-- start Input --

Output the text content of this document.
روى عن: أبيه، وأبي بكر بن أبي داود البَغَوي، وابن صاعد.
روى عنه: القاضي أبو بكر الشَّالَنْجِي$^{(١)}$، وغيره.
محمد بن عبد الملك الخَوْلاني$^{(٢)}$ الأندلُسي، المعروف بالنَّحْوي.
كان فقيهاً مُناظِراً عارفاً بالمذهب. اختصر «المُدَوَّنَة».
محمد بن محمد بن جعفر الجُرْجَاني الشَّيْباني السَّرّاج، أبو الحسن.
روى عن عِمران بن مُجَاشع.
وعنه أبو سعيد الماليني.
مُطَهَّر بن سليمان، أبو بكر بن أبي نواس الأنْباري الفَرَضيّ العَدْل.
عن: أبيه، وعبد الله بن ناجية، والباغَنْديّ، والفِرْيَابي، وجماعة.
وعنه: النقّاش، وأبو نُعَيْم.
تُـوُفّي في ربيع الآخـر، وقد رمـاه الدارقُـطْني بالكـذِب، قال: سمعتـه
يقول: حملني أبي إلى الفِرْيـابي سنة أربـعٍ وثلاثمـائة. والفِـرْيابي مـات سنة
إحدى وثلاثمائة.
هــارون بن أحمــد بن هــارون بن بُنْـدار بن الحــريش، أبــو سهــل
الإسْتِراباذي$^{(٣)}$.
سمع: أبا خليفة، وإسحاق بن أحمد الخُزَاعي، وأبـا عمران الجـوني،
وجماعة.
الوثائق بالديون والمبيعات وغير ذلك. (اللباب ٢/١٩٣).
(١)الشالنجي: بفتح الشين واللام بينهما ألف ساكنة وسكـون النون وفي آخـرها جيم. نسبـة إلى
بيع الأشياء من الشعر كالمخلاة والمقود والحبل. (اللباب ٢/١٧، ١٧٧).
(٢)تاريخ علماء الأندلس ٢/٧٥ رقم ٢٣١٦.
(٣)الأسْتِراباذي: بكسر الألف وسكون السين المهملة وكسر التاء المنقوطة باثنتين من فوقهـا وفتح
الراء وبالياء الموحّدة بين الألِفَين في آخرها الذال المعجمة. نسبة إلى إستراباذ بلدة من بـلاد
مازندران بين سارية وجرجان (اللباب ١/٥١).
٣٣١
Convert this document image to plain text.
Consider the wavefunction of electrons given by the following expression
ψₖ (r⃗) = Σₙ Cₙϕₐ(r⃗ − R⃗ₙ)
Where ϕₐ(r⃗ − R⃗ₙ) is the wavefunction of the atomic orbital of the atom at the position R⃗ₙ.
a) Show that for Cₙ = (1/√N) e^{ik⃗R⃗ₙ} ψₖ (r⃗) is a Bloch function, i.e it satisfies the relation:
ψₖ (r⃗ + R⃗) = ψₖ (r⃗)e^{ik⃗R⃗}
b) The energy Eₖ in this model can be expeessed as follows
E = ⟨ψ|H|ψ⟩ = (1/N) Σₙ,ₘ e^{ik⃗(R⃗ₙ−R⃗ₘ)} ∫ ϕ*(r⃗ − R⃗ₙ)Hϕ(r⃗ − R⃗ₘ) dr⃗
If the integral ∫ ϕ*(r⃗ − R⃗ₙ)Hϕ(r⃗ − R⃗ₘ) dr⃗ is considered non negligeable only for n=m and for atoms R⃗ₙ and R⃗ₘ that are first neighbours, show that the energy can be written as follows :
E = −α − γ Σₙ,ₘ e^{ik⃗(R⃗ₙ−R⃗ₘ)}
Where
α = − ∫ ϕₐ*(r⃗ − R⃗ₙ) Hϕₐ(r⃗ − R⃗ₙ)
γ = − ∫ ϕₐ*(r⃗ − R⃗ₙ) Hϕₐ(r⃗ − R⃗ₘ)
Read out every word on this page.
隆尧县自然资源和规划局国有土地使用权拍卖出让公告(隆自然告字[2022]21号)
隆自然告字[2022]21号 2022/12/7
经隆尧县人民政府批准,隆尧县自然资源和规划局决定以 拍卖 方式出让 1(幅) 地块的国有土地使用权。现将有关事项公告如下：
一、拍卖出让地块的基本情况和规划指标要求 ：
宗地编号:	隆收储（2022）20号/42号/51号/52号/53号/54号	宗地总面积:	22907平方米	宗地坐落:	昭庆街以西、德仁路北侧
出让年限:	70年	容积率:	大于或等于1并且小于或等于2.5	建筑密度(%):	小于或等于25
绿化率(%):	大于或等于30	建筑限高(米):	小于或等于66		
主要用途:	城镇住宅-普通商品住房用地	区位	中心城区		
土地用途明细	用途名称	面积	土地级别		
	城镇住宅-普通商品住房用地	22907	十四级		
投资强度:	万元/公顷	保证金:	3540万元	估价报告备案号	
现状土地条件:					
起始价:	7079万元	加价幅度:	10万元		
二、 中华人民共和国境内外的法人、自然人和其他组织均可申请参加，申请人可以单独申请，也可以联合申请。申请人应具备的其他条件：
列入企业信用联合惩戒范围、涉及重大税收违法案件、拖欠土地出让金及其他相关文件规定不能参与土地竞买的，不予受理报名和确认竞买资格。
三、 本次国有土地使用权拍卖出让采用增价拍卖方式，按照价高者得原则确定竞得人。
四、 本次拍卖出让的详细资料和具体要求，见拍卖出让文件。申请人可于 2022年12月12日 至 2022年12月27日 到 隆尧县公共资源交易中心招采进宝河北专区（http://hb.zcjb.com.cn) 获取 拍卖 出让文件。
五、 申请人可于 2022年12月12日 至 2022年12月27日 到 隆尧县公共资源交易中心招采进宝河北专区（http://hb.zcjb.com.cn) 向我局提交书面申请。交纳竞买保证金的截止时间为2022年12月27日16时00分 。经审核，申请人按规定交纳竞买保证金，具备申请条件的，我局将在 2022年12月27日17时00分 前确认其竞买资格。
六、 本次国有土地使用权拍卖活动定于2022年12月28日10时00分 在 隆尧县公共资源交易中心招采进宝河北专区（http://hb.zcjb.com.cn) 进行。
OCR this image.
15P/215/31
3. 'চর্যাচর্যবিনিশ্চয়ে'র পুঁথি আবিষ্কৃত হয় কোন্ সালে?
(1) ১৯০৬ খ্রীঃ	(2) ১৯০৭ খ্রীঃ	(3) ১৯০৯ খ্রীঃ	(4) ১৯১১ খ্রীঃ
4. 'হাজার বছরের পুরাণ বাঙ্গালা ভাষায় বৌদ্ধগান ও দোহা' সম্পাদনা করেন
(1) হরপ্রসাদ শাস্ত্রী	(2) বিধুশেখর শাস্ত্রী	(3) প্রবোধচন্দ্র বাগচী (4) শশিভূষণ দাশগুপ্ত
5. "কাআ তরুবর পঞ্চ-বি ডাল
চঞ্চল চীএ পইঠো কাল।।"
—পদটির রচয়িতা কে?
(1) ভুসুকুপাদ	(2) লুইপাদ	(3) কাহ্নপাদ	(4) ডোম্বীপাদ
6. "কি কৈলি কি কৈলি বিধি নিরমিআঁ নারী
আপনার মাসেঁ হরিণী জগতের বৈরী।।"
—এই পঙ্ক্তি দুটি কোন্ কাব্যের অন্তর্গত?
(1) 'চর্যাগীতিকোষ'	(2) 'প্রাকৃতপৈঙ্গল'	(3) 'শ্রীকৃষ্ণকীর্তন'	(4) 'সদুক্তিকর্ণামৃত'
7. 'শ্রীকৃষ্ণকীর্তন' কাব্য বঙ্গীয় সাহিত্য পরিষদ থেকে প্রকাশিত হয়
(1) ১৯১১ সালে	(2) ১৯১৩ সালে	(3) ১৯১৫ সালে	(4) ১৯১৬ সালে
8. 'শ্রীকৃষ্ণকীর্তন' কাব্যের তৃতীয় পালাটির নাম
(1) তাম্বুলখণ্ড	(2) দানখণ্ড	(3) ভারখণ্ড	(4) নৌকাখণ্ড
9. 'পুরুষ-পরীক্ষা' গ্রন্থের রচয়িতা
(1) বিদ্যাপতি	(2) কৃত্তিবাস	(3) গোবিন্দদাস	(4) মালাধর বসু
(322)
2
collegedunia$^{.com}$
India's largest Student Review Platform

-- end Input --

Stated goal:
Say how many lines of the data include the word "zcjb". Nothing other than the number should be given.

Result for this exercise:
3